- [Direction]
Would you output the whole listing below, exactly as it reads?

- [Given records]
◆ ◆ ◆

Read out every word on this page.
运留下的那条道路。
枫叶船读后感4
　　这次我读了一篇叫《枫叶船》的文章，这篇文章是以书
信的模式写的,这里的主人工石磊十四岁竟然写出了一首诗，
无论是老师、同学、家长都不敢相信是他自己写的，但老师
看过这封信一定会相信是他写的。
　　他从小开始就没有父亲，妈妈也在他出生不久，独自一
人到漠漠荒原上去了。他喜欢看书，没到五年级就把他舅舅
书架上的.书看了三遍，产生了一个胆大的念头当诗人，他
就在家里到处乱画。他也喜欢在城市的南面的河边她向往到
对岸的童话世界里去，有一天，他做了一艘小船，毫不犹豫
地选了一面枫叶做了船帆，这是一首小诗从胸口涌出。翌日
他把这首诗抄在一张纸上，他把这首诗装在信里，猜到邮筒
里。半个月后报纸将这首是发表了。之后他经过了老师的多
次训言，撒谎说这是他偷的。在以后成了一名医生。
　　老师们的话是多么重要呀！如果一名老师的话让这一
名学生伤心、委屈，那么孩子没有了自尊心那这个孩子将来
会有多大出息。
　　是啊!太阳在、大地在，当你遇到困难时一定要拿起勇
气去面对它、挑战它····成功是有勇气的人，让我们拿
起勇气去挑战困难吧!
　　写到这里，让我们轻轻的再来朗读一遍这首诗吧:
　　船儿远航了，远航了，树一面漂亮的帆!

◆ ◆ ◆

- [Right answer]
Read out every word on this page.
运留下的那条道路。
枫叶船读后感4
　　这次我读了一篇叫《枫叶船》的文章，这篇文章是以书
信的模式写的,这里的主人工石磊十四岁竟然写出了一首诗，
无论是老师、同学、家长都不敢相信是他自己写的，但老师
看过这封信一定会相信是他写的。
　　他从小开始就没有父亲，妈妈也在他出生不久，独自一
人到漠漠荒原上去了。他喜欢看书，没到五年级就把他舅舅
书架上的.书看了三遍，产生了一个胆大的念头当诗人，他
就在家里到处乱画。他也喜欢在城市的南面的河边她向往到
对岸的童话世界里去，有一天，他做了一艘小船，毫不犹豫
地选了一面枫叶做了船帆，这是一首小诗从胸口涌出。翌日
他把这首诗抄在一张纸上，他把这首诗装在信里，猜到邮筒
里。半个月后报纸将这首是发表了。之后他经过了老师的多
次训言，撒谎说这是他偷的。在以后成了一名医生。
　　老师们的话是多么重要呀！如果一名老师的话让这一
名学生伤心、委屈，那么孩子没有了自尊心那这个孩子将来
会有多大出息。
　　是啊!太阳在、大地在，当你遇到困难时一定要拿起勇
气去面对它、挑战它····成功是有勇气的人，让我们拿
起勇气去挑战困难吧!
　　写到这里，让我们轻轻的再来朗读一遍这首诗吧:
　　船儿远航了，远航了，树一面漂亮的帆!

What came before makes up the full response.